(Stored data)
----------------------------------------

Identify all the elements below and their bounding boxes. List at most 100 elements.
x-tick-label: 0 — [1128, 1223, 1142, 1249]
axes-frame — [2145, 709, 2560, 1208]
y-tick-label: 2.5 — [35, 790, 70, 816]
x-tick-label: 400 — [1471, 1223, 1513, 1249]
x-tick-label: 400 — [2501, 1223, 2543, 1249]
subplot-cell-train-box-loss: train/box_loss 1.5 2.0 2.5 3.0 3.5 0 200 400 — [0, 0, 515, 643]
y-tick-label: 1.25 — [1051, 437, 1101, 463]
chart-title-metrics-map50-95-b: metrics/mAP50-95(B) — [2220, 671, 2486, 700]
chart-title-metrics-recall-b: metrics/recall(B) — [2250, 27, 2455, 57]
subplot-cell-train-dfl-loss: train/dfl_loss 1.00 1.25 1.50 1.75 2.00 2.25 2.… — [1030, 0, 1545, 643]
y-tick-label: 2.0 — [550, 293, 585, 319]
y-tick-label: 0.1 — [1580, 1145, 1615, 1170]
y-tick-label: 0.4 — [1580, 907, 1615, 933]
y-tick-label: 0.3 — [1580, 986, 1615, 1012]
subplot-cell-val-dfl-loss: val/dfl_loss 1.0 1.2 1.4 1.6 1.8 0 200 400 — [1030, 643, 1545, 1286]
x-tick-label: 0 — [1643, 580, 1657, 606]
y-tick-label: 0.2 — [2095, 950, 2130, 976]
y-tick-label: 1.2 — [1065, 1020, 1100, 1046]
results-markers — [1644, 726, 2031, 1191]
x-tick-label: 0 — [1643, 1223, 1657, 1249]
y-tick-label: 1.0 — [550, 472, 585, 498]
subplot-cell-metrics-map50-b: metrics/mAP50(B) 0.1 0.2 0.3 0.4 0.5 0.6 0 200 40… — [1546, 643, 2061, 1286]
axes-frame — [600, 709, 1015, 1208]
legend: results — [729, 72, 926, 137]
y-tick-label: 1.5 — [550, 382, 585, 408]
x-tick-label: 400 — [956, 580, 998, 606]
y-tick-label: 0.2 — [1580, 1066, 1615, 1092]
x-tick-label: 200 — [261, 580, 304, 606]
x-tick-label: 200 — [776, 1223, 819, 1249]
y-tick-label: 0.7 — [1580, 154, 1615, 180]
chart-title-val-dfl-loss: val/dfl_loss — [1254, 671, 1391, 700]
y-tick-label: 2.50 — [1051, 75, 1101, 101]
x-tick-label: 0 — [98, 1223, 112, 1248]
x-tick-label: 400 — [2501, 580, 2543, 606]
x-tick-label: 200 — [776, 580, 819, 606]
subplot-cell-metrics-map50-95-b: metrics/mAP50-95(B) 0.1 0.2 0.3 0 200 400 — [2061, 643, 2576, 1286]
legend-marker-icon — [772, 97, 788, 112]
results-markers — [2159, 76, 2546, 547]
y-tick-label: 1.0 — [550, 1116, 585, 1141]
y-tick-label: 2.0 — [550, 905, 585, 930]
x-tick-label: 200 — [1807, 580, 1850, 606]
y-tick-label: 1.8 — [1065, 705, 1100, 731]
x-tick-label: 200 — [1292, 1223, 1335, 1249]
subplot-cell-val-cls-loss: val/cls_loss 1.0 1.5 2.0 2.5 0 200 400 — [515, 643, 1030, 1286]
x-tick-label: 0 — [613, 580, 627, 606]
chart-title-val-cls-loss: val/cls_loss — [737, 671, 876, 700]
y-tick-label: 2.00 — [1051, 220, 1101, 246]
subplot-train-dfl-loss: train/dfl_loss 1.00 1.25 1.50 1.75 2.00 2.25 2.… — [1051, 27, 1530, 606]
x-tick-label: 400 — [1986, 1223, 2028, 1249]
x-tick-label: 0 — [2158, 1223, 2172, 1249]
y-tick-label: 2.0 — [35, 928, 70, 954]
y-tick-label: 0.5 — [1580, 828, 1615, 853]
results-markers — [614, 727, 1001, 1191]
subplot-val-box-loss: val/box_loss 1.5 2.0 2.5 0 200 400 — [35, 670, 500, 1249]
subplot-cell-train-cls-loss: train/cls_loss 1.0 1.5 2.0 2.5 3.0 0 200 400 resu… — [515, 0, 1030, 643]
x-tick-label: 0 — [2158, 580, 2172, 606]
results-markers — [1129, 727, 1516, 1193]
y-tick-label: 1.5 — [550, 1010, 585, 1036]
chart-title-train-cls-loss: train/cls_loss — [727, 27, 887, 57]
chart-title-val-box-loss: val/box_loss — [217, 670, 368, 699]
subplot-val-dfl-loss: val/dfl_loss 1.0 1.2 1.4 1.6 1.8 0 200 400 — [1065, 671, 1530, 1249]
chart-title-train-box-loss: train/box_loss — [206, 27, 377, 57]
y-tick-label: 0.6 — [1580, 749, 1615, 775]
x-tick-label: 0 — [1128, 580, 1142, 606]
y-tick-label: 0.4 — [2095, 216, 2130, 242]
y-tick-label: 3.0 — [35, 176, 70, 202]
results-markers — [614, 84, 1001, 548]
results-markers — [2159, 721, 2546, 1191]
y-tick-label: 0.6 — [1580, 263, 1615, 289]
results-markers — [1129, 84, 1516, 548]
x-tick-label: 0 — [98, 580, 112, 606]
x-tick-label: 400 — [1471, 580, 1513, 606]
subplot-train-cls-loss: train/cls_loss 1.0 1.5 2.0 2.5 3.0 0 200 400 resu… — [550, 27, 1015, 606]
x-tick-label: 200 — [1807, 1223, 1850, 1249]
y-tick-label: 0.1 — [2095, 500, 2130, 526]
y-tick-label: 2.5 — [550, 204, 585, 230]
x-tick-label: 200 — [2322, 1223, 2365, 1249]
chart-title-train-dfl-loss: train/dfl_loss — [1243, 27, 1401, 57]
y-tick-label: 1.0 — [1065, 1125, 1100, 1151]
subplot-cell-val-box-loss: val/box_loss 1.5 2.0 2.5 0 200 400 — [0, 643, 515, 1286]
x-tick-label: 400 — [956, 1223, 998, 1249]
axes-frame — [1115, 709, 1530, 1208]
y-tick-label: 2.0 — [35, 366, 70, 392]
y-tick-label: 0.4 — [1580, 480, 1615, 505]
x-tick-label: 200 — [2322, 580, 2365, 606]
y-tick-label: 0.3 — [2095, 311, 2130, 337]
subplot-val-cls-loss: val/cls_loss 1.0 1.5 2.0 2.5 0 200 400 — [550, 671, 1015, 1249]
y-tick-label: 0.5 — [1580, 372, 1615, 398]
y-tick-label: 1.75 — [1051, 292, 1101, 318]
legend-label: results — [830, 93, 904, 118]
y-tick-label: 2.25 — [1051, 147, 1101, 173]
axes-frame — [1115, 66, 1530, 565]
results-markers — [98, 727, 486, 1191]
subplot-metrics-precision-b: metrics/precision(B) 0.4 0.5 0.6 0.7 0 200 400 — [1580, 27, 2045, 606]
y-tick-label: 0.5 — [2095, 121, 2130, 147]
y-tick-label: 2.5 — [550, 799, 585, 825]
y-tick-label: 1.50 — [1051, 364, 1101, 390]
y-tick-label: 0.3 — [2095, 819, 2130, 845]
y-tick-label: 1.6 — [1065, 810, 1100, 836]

----------------------------------------

Work to be completed =
Rewrite the records, changing each "axes-frame" to "plot-area" and leaving everything else as it is.

Exercise answer =
Identify all the elements below and their bounding boxes. List at most 100 elements.
x-tick-label: 0 — [1128, 1223, 1142, 1249]
plot-area — [2145, 709, 2560, 1208]
y-tick-label: 2.5 — [35, 790, 70, 816]
x-tick-label: 400 — [1471, 1223, 1513, 1249]
x-tick-label: 400 — [2501, 1223, 2543, 1249]
subplot-cell-train-box-loss: train/box_loss 1.5 2.0 2.5 3.0 3.5 0 200 400 — [0, 0, 515, 643]
y-tick-label: 1.25 — [1051, 437, 1101, 463]
chart-title-metrics-map50-95-b: metrics/mAP50-95(B) — [2220, 671, 2486, 700]
chart-title-metrics-recall-b: metrics/recall(B) — [2250, 27, 2455, 57]
subplot-cell-train-dfl-loss: train/dfl_loss 1.00 1.25 1.50 1.75 2.00 2.25 2.… — [1030, 0, 1545, 643]
y-tick-label: 2.0 — [550, 293, 585, 319]
y-tick-label: 0.1 — [1580, 1145, 1615, 1170]
y-tick-label: 0.4 — [1580, 907, 1615, 933]
y-tick-label: 0.3 — [1580, 986, 1615, 1012]
subplot-cell-val-dfl-loss: val/dfl_loss 1.0 1.2 1.4 1.6 1.8 0 200 400 — [1030, 643, 1545, 1286]
x-tick-label: 0 — [1643, 580, 1657, 606]
y-tick-label: 0.2 — [2095, 950, 2130, 976]
y-tick-label: 1.2 — [1065, 1020, 1100, 1046]
results-markers — [1644, 726, 2031, 1191]
x-tick-label: 0 — [1643, 1223, 1657, 1249]
y-tick-label: 1.0 — [550, 472, 585, 498]
subplot-cell-metrics-map50-b: metrics/mAP50(B) 0.1 0.2 0.3 0.4 0.5 0.6 0 200 40… — [1546, 643, 2061, 1286]
plot-area — [600, 709, 1015, 1208]
legend: results — [729, 72, 926, 137]
y-tick-label: 1.5 — [550, 382, 585, 408]
x-tick-label: 400 — [956, 580, 998, 606]
y-tick-label: 0.2 — [1580, 1066, 1615, 1092]
x-tick-label: 200 — [261, 580, 304, 606]
x-tick-label: 200 — [776, 1223, 819, 1249]
y-tick-label: 0.7 — [1580, 154, 1615, 180]
chart-title-val-dfl-loss: val/dfl_loss — [1254, 671, 1391, 700]
y-tick-label: 2.50 — [1051, 75, 1101, 101]
x-tick-label: 0 — [98, 1223, 112, 1248]
x-tick-label: 400 — [2501, 580, 2543, 606]
x-tick-label: 200 — [776, 580, 819, 606]
subplot-cell-metrics-map50-95-b: metrics/mAP50-95(B) 0.1 0.2 0.3 0 200 400 — [2061, 643, 2576, 1286]
legend-marker-icon — [772, 97, 788, 112]
results-markers — [2159, 76, 2546, 547]
y-tick-label: 1.0 — [550, 1116, 585, 1141]
y-tick-label: 2.0 — [550, 905, 585, 930]
x-tick-label: 200 — [1807, 580, 1850, 606]
y-tick-label: 1.8 — [1065, 705, 1100, 731]
x-tick-label: 200 — [1292, 1223, 1335, 1249]
subplot-cell-val-cls-loss: val/cls_loss 1.0 1.5 2.0 2.5 0 200 400 — [515, 643, 1030, 1286]
x-tick-label: 0 — [613, 580, 627, 606]
chart-title-val-cls-loss: val/cls_loss — [737, 671, 876, 700]
y-tick-label: 2.00 — [1051, 220, 1101, 246]
subplot-train-dfl-loss: train/dfl_loss 1.00 1.25 1.50 1.75 2.00 2.25 2.… — [1051, 27, 1530, 606]
x-tick-label: 400 — [1986, 1223, 2028, 1249]
x-tick-label: 0 — [2158, 1223, 2172, 1249]
y-tick-label: 2.0 — [35, 928, 70, 954]
y-tick-label: 0.5 — [1580, 828, 1615, 853]
results-markers — [614, 727, 1001, 1191]
subplot-val-box-loss: val/box_loss 1.5 2.0 2.5 0 200 400 — [35, 670, 500, 1249]
subplot-cell-train-cls-loss: train/cls_loss 1.0 1.5 2.0 2.5 3.0 0 200 400 resu… — [515, 0, 1030, 643]
x-tick-label: 0 — [2158, 580, 2172, 606]
results-markers — [1129, 727, 1516, 1193]
y-tick-label: 1.5 — [550, 1010, 585, 1036]
chart-title-train-cls-loss: train/cls_loss — [727, 27, 887, 57]
chart-title-val-box-loss: val/box_loss — [217, 670, 368, 699]
subplot-val-dfl-loss: val/dfl_loss 1.0 1.2 1.4 1.6 1.8 0 200 400 — [1065, 671, 1530, 1249]
chart-title-train-box-loss: train/box_loss — [206, 27, 377, 57]
y-tick-label: 0.6 — [1580, 749, 1615, 775]
x-tick-label: 0 — [1128, 580, 1142, 606]
y-tick-label: 0.4 — [2095, 216, 2130, 242]
y-tick-label: 3.0 — [35, 176, 70, 202]
results-markers — [614, 84, 1001, 548]
results-markers — [2159, 721, 2546, 1191]
y-tick-label: 0.6 — [1580, 263, 1615, 289]
results-markers — [1129, 84, 1516, 548]
x-tick-label: 0 — [98, 580, 112, 606]
x-tick-label: 400 — [1471, 580, 1513, 606]
subplot-train-cls-loss: train/cls_loss 1.0 1.5 2.0 2.5 3.0 0 200 400 resu… — [550, 27, 1015, 606]
x-tick-label: 200 — [1807, 1223, 1850, 1249]
y-tick-label: 0.1 — [2095, 500, 2130, 526]
y-tick-label: 2.5 — [550, 204, 585, 230]
x-tick-label: 200 — [2322, 1223, 2365, 1249]
chart-title-train-dfl-loss: train/dfl_loss — [1243, 27, 1401, 57]
y-tick-label: 1.0 — [1065, 1125, 1100, 1151]
subplot-cell-val-box-loss: val/box_loss 1.5 2.0 2.5 0 200 400 — [0, 643, 515, 1286]
x-tick-label: 400 — [956, 1223, 998, 1249]
plot-area — [1115, 709, 1530, 1208]
y-tick-label: 2.0 — [35, 366, 70, 392]
y-tick-label: 0.4 — [1580, 480, 1615, 505]
x-tick-label: 200 — [2322, 580, 2365, 606]
y-tick-label: 0.3 — [2095, 311, 2130, 337]
subplot-val-cls-loss: val/cls_loss 1.0 1.5 2.0 2.5 0 200 400 — [550, 671, 1015, 1249]
y-tick-label: 0.5 — [1580, 372, 1615, 398]
y-tick-label: 1.75 — [1051, 292, 1101, 318]
legend-label: results — [830, 93, 904, 118]
y-tick-label: 2.25 — [1051, 147, 1101, 173]
plot-area — [1115, 66, 1530, 565]
results-markers — [98, 727, 486, 1191]
subplot-metrics-precision-b: metrics/precision(B) 0.4 0.5 0.6 0.7 0 200 400 — [1580, 27, 2045, 606]
y-tick-label: 0.5 — [2095, 121, 2130, 147]
y-tick-label: 2.5 — [550, 799, 585, 825]
y-tick-label: 1.50 — [1051, 364, 1101, 390]
y-tick-label: 0.3 — [2095, 819, 2130, 845]
y-tick-label: 1.6 — [1065, 810, 1100, 836]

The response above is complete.